- [Work to do] Every line of the listing must be reproduced as it stands. Leave the images behind.

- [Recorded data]
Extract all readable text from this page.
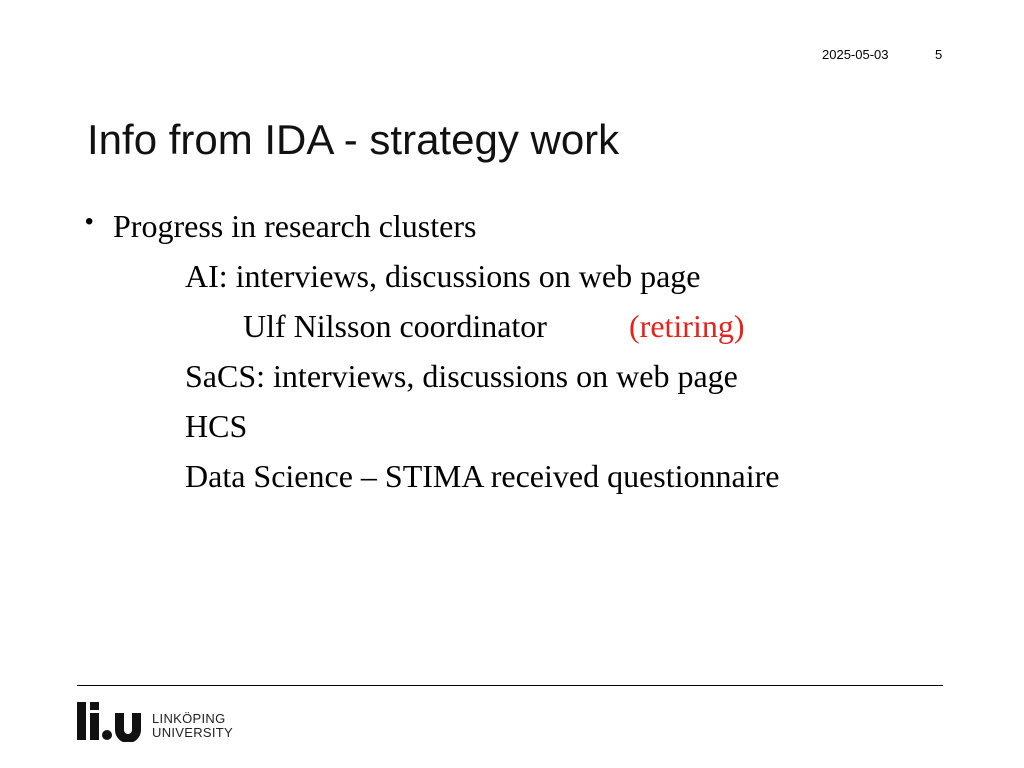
2025-05-03	5
Info from IDA - strategy work
• Progress in research clusters

AI: interviews, discussions on web page

Ulf Nilsson coordinator	(retiring)

SaCS: interviews, discussions on web page

HCS

Data Science – STIMA received questionnaire

LINKÖPING
UNIVERSITY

- [Output of the exercise]
Extract all readable text from this page.
2025-05-03	5
Info from IDA - strategy work
• Progress in research clusters

AI: interviews, discussions on web page

Ulf Nilsson coordinator	(retiring)

SaCS: interviews, discussions on web page

HCS

Data Science – STIMA received questionnaire

LINKÖPING
UNIVERSITY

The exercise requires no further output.